== Available data

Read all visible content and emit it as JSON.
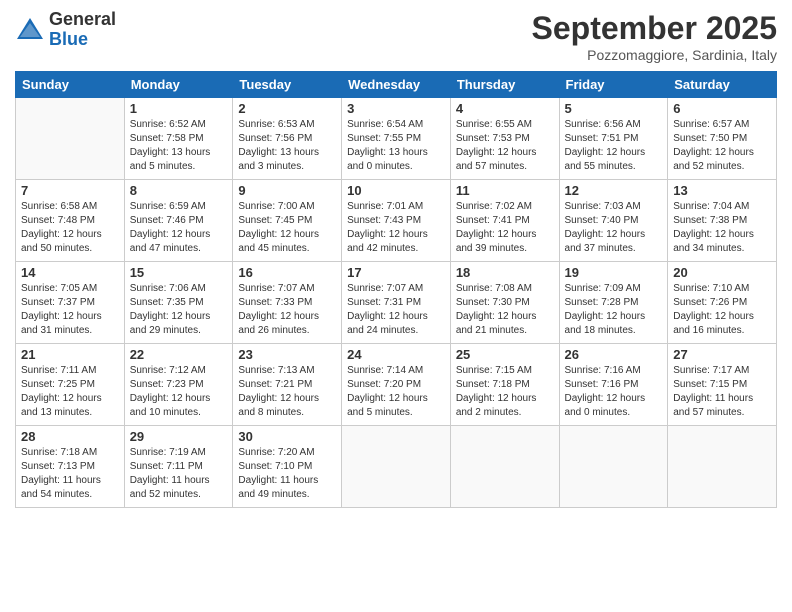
{
  "logo": {
    "general": "General",
    "blue": "Blue"
  },
  "title": "September 2025",
  "location": "Pozzomaggiore, Sardinia, Italy",
  "weekdays": [
    "Sunday",
    "Monday",
    "Tuesday",
    "Wednesday",
    "Thursday",
    "Friday",
    "Saturday"
  ],
  "weeks": [
    [
      {
        "day": "",
        "sunrise": "",
        "sunset": "",
        "daylight": ""
      },
      {
        "day": "1",
        "sunrise": "Sunrise: 6:52 AM",
        "sunset": "Sunset: 7:58 PM",
        "daylight": "Daylight: 13 hours and 5 minutes."
      },
      {
        "day": "2",
        "sunrise": "Sunrise: 6:53 AM",
        "sunset": "Sunset: 7:56 PM",
        "daylight": "Daylight: 13 hours and 3 minutes."
      },
      {
        "day": "3",
        "sunrise": "Sunrise: 6:54 AM",
        "sunset": "Sunset: 7:55 PM",
        "daylight": "Daylight: 13 hours and 0 minutes."
      },
      {
        "day": "4",
        "sunrise": "Sunrise: 6:55 AM",
        "sunset": "Sunset: 7:53 PM",
        "daylight": "Daylight: 12 hours and 57 minutes."
      },
      {
        "day": "5",
        "sunrise": "Sunrise: 6:56 AM",
        "sunset": "Sunset: 7:51 PM",
        "daylight": "Daylight: 12 hours and 55 minutes."
      },
      {
        "day": "6",
        "sunrise": "Sunrise: 6:57 AM",
        "sunset": "Sunset: 7:50 PM",
        "daylight": "Daylight: 12 hours and 52 minutes."
      }
    ],
    [
      {
        "day": "7",
        "sunrise": "Sunrise: 6:58 AM",
        "sunset": "Sunset: 7:48 PM",
        "daylight": "Daylight: 12 hours and 50 minutes."
      },
      {
        "day": "8",
        "sunrise": "Sunrise: 6:59 AM",
        "sunset": "Sunset: 7:46 PM",
        "daylight": "Daylight: 12 hours and 47 minutes."
      },
      {
        "day": "9",
        "sunrise": "Sunrise: 7:00 AM",
        "sunset": "Sunset: 7:45 PM",
        "daylight": "Daylight: 12 hours and 45 minutes."
      },
      {
        "day": "10",
        "sunrise": "Sunrise: 7:01 AM",
        "sunset": "Sunset: 7:43 PM",
        "daylight": "Daylight: 12 hours and 42 minutes."
      },
      {
        "day": "11",
        "sunrise": "Sunrise: 7:02 AM",
        "sunset": "Sunset: 7:41 PM",
        "daylight": "Daylight: 12 hours and 39 minutes."
      },
      {
        "day": "12",
        "sunrise": "Sunrise: 7:03 AM",
        "sunset": "Sunset: 7:40 PM",
        "daylight": "Daylight: 12 hours and 37 minutes."
      },
      {
        "day": "13",
        "sunrise": "Sunrise: 7:04 AM",
        "sunset": "Sunset: 7:38 PM",
        "daylight": "Daylight: 12 hours and 34 minutes."
      }
    ],
    [
      {
        "day": "14",
        "sunrise": "Sunrise: 7:05 AM",
        "sunset": "Sunset: 7:37 PM",
        "daylight": "Daylight: 12 hours and 31 minutes."
      },
      {
        "day": "15",
        "sunrise": "Sunrise: 7:06 AM",
        "sunset": "Sunset: 7:35 PM",
        "daylight": "Daylight: 12 hours and 29 minutes."
      },
      {
        "day": "16",
        "sunrise": "Sunrise: 7:07 AM",
        "sunset": "Sunset: 7:33 PM",
        "daylight": "Daylight: 12 hours and 26 minutes."
      },
      {
        "day": "17",
        "sunrise": "Sunrise: 7:07 AM",
        "sunset": "Sunset: 7:31 PM",
        "daylight": "Daylight: 12 hours and 24 minutes."
      },
      {
        "day": "18",
        "sunrise": "Sunrise: 7:08 AM",
        "sunset": "Sunset: 7:30 PM",
        "daylight": "Daylight: 12 hours and 21 minutes."
      },
      {
        "day": "19",
        "sunrise": "Sunrise: 7:09 AM",
        "sunset": "Sunset: 7:28 PM",
        "daylight": "Daylight: 12 hours and 18 minutes."
      },
      {
        "day": "20",
        "sunrise": "Sunrise: 7:10 AM",
        "sunset": "Sunset: 7:26 PM",
        "daylight": "Daylight: 12 hours and 16 minutes."
      }
    ],
    [
      {
        "day": "21",
        "sunrise": "Sunrise: 7:11 AM",
        "sunset": "Sunset: 7:25 PM",
        "daylight": "Daylight: 12 hours and 13 minutes."
      },
      {
        "day": "22",
        "sunrise": "Sunrise: 7:12 AM",
        "sunset": "Sunset: 7:23 PM",
        "daylight": "Daylight: 12 hours and 10 minutes."
      },
      {
        "day": "23",
        "sunrise": "Sunrise: 7:13 AM",
        "sunset": "Sunset: 7:21 PM",
        "daylight": "Daylight: 12 hours and 8 minutes."
      },
      {
        "day": "24",
        "sunrise": "Sunrise: 7:14 AM",
        "sunset": "Sunset: 7:20 PM",
        "daylight": "Daylight: 12 hours and 5 minutes."
      },
      {
        "day": "25",
        "sunrise": "Sunrise: 7:15 AM",
        "sunset": "Sunset: 7:18 PM",
        "daylight": "Daylight: 12 hours and 2 minutes."
      },
      {
        "day": "26",
        "sunrise": "Sunrise: 7:16 AM",
        "sunset": "Sunset: 7:16 PM",
        "daylight": "Daylight: 12 hours and 0 minutes."
      },
      {
        "day": "27",
        "sunrise": "Sunrise: 7:17 AM",
        "sunset": "Sunset: 7:15 PM",
        "daylight": "Daylight: 11 hours and 57 minutes."
      }
    ],
    [
      {
        "day": "28",
        "sunrise": "Sunrise: 7:18 AM",
        "sunset": "Sunset: 7:13 PM",
        "daylight": "Daylight: 11 hours and 54 minutes."
      },
      {
        "day": "29",
        "sunrise": "Sunrise: 7:19 AM",
        "sunset": "Sunset: 7:11 PM",
        "daylight": "Daylight: 11 hours and 52 minutes."
      },
      {
        "day": "30",
        "sunrise": "Sunrise: 7:20 AM",
        "sunset": "Sunset: 7:10 PM",
        "daylight": "Daylight: 11 hours and 49 minutes."
      },
      {
        "day": "",
        "sunrise": "",
        "sunset": "",
        "daylight": ""
      },
      {
        "day": "",
        "sunrise": "",
        "sunset": "",
        "daylight": ""
      },
      {
        "day": "",
        "sunrise": "",
        "sunset": "",
        "daylight": ""
      },
      {
        "day": "",
        "sunrise": "",
        "sunset": "",
        "daylight": ""
      }
    ]
  ]
}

====

## Given request
Copy out every line of the material above exactly, skipping the pictures.

## Answer below
Read all visible content and emit it as JSON.
{
  "logo": {
    "general": "General",
    "blue": "Blue"
  },
  "title": "September 2025",
  "location": "Pozzomaggiore, Sardinia, Italy",
  "weekdays": [
    "Sunday",
    "Monday",
    "Tuesday",
    "Wednesday",
    "Thursday",
    "Friday",
    "Saturday"
  ],
  "weeks": [
    [
      {
        "day": "",
        "sunrise": "",
        "sunset": "",
        "daylight": ""
      },
      {
        "day": "1",
        "sunrise": "Sunrise: 6:52 AM",
        "sunset": "Sunset: 7:58 PM",
        "daylight": "Daylight: 13 hours and 5 minutes."
      },
      {
        "day": "2",
        "sunrise": "Sunrise: 6:53 AM",
        "sunset": "Sunset: 7:56 PM",
        "daylight": "Daylight: 13 hours and 3 minutes."
      },
      {
        "day": "3",
        "sunrise": "Sunrise: 6:54 AM",
        "sunset": "Sunset: 7:55 PM",
        "daylight": "Daylight: 13 hours and 0 minutes."
      },
      {
        "day": "4",
        "sunrise": "Sunrise: 6:55 AM",
        "sunset": "Sunset: 7:53 PM",
        "daylight": "Daylight: 12 hours and 57 minutes."
      },
      {
        "day": "5",
        "sunrise": "Sunrise: 6:56 AM",
        "sunset": "Sunset: 7:51 PM",
        "daylight": "Daylight: 12 hours and 55 minutes."
      },
      {
        "day": "6",
        "sunrise": "Sunrise: 6:57 AM",
        "sunset": "Sunset: 7:50 PM",
        "daylight": "Daylight: 12 hours and 52 minutes."
      }
    ],
    [
      {
        "day": "7",
        "sunrise": "Sunrise: 6:58 AM",
        "sunset": "Sunset: 7:48 PM",
        "daylight": "Daylight: 12 hours and 50 minutes."
      },
      {
        "day": "8",
        "sunrise": "Sunrise: 6:59 AM",
        "sunset": "Sunset: 7:46 PM",
        "daylight": "Daylight: 12 hours and 47 minutes."
      },
      {
        "day": "9",
        "sunrise": "Sunrise: 7:00 AM",
        "sunset": "Sunset: 7:45 PM",
        "daylight": "Daylight: 12 hours and 45 minutes."
      },
      {
        "day": "10",
        "sunrise": "Sunrise: 7:01 AM",
        "sunset": "Sunset: 7:43 PM",
        "daylight": "Daylight: 12 hours and 42 minutes."
      },
      {
        "day": "11",
        "sunrise": "Sunrise: 7:02 AM",
        "sunset": "Sunset: 7:41 PM",
        "daylight": "Daylight: 12 hours and 39 minutes."
      },
      {
        "day": "12",
        "sunrise": "Sunrise: 7:03 AM",
        "sunset": "Sunset: 7:40 PM",
        "daylight": "Daylight: 12 hours and 37 minutes."
      },
      {
        "day": "13",
        "sunrise": "Sunrise: 7:04 AM",
        "sunset": "Sunset: 7:38 PM",
        "daylight": "Daylight: 12 hours and 34 minutes."
      }
    ],
    [
      {
        "day": "14",
        "sunrise": "Sunrise: 7:05 AM",
        "sunset": "Sunset: 7:37 PM",
        "daylight": "Daylight: 12 hours and 31 minutes."
      },
      {
        "day": "15",
        "sunrise": "Sunrise: 7:06 AM",
        "sunset": "Sunset: 7:35 PM",
        "daylight": "Daylight: 12 hours and 29 minutes."
      },
      {
        "day": "16",
        "sunrise": "Sunrise: 7:07 AM",
        "sunset": "Sunset: 7:33 PM",
        "daylight": "Daylight: 12 hours and 26 minutes."
      },
      {
        "day": "17",
        "sunrise": "Sunrise: 7:07 AM",
        "sunset": "Sunset: 7:31 PM",
        "daylight": "Daylight: 12 hours and 24 minutes."
      },
      {
        "day": "18",
        "sunrise": "Sunrise: 7:08 AM",
        "sunset": "Sunset: 7:30 PM",
        "daylight": "Daylight: 12 hours and 21 minutes."
      },
      {
        "day": "19",
        "sunrise": "Sunrise: 7:09 AM",
        "sunset": "Sunset: 7:28 PM",
        "daylight": "Daylight: 12 hours and 18 minutes."
      },
      {
        "day": "20",
        "sunrise": "Sunrise: 7:10 AM",
        "sunset": "Sunset: 7:26 PM",
        "daylight": "Daylight: 12 hours and 16 minutes."
      }
    ],
    [
      {
        "day": "21",
        "sunrise": "Sunrise: 7:11 AM",
        "sunset": "Sunset: 7:25 PM",
        "daylight": "Daylight: 12 hours and 13 minutes."
      },
      {
        "day": "22",
        "sunrise": "Sunrise: 7:12 AM",
        "sunset": "Sunset: 7:23 PM",
        "daylight": "Daylight: 12 hours and 10 minutes."
      },
      {
        "day": "23",
        "sunrise": "Sunrise: 7:13 AM",
        "sunset": "Sunset: 7:21 PM",
        "daylight": "Daylight: 12 hours and 8 minutes."
      },
      {
        "day": "24",
        "sunrise": "Sunrise: 7:14 AM",
        "sunset": "Sunset: 7:20 PM",
        "daylight": "Daylight: 12 hours and 5 minutes."
      },
      {
        "day": "25",
        "sunrise": "Sunrise: 7:15 AM",
        "sunset": "Sunset: 7:18 PM",
        "daylight": "Daylight: 12 hours and 2 minutes."
      },
      {
        "day": "26",
        "sunrise": "Sunrise: 7:16 AM",
        "sunset": "Sunset: 7:16 PM",
        "daylight": "Daylight: 12 hours and 0 minutes."
      },
      {
        "day": "27",
        "sunrise": "Sunrise: 7:17 AM",
        "sunset": "Sunset: 7:15 PM",
        "daylight": "Daylight: 11 hours and 57 minutes."
      }
    ],
    [
      {
        "day": "28",
        "sunrise": "Sunrise: 7:18 AM",
        "sunset": "Sunset: 7:13 PM",
        "daylight": "Daylight: 11 hours and 54 minutes."
      },
      {
        "day": "29",
        "sunrise": "Sunrise: 7:19 AM",
        "sunset": "Sunset: 7:11 PM",
        "daylight": "Daylight: 11 hours and 52 minutes."
      },
      {
        "day": "30",
        "sunrise": "Sunrise: 7:20 AM",
        "sunset": "Sunset: 7:10 PM",
        "daylight": "Daylight: 11 hours and 49 minutes."
      },
      {
        "day": "",
        "sunrise": "",
        "sunset": "",
        "daylight": ""
      },
      {
        "day": "",
        "sunrise": "",
        "sunset": "",
        "daylight": ""
      },
      {
        "day": "",
        "sunrise": "",
        "sunset": "",
        "daylight": ""
      },
      {
        "day": "",
        "sunrise": "",
        "sunset": "",
        "daylight": ""
      }
    ]
  ]
}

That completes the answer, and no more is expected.